• _Goal_
Give only the number of lines in these records that contain the word "MILK".

• _Data entries_
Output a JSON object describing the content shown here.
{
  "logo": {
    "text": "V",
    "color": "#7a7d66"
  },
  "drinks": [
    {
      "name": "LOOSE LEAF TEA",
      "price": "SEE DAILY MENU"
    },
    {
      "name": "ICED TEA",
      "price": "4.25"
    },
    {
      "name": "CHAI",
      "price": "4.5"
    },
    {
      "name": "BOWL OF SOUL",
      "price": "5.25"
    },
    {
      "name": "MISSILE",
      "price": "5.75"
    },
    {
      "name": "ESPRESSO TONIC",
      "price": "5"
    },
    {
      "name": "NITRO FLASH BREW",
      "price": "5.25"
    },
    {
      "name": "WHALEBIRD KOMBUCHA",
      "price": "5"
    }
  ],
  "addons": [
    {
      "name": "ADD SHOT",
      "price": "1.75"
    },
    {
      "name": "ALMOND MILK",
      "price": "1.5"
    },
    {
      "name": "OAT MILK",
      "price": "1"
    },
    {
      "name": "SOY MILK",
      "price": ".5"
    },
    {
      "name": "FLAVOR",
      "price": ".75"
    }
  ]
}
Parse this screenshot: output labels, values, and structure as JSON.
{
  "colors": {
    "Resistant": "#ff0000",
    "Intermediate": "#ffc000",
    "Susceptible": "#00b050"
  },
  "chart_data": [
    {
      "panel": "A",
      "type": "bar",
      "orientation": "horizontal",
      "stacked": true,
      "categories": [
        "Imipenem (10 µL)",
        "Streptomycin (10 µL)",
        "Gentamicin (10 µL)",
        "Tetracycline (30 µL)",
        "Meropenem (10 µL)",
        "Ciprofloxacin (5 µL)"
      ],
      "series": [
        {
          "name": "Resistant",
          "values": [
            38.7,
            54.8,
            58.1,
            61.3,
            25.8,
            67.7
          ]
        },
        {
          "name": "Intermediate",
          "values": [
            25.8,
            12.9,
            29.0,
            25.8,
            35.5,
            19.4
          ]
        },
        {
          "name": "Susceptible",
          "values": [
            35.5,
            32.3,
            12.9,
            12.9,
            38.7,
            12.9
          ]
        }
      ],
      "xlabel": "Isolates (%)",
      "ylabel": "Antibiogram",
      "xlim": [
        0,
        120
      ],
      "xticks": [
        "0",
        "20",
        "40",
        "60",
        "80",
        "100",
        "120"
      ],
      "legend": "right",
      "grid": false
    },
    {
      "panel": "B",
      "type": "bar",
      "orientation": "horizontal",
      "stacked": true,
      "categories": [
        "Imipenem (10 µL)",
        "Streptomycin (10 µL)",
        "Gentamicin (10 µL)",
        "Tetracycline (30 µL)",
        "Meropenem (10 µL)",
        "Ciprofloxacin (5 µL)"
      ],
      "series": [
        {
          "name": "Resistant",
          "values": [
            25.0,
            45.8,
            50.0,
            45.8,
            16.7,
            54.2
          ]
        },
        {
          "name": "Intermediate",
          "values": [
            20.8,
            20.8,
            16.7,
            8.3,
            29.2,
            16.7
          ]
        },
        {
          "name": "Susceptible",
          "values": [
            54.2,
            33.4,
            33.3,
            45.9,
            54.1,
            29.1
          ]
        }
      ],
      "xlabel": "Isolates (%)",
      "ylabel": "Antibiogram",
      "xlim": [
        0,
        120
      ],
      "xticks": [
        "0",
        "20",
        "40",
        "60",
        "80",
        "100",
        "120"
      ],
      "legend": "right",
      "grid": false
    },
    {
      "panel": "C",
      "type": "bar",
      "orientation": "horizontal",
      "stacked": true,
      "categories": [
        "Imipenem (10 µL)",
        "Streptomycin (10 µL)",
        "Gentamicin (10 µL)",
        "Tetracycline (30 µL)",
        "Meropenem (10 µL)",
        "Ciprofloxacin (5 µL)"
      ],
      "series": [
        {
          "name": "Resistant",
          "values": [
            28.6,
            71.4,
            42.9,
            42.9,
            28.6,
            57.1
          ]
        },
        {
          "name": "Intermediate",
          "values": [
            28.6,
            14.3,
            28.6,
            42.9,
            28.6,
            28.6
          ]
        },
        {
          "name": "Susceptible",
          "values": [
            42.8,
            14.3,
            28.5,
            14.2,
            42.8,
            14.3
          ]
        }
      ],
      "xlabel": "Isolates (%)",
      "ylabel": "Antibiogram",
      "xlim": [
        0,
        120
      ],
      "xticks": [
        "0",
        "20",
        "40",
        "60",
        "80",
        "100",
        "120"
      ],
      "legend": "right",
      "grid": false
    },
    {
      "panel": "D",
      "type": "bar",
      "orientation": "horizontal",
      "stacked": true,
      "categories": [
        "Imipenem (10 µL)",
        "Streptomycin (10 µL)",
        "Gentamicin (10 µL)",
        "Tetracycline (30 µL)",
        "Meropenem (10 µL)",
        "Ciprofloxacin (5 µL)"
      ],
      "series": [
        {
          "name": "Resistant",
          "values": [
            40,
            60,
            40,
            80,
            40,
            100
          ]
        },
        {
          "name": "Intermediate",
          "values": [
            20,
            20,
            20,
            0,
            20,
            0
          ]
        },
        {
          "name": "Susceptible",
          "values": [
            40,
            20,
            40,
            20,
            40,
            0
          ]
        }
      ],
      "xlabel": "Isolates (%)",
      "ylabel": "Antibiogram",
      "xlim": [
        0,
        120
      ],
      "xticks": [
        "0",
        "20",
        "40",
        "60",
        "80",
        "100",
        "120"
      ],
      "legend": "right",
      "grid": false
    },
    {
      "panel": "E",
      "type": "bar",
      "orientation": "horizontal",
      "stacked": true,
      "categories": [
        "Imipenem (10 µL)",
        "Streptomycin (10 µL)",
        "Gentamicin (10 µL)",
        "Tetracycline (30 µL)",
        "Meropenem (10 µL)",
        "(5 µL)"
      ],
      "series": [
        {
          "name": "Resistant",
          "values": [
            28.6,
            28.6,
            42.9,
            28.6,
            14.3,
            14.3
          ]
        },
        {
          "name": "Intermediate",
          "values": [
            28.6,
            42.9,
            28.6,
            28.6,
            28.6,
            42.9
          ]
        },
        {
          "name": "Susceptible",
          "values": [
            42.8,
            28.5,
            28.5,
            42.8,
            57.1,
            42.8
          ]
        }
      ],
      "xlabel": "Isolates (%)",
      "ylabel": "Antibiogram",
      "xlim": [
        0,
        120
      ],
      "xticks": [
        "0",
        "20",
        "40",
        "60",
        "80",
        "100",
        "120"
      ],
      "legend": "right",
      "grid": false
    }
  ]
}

• _Response_
3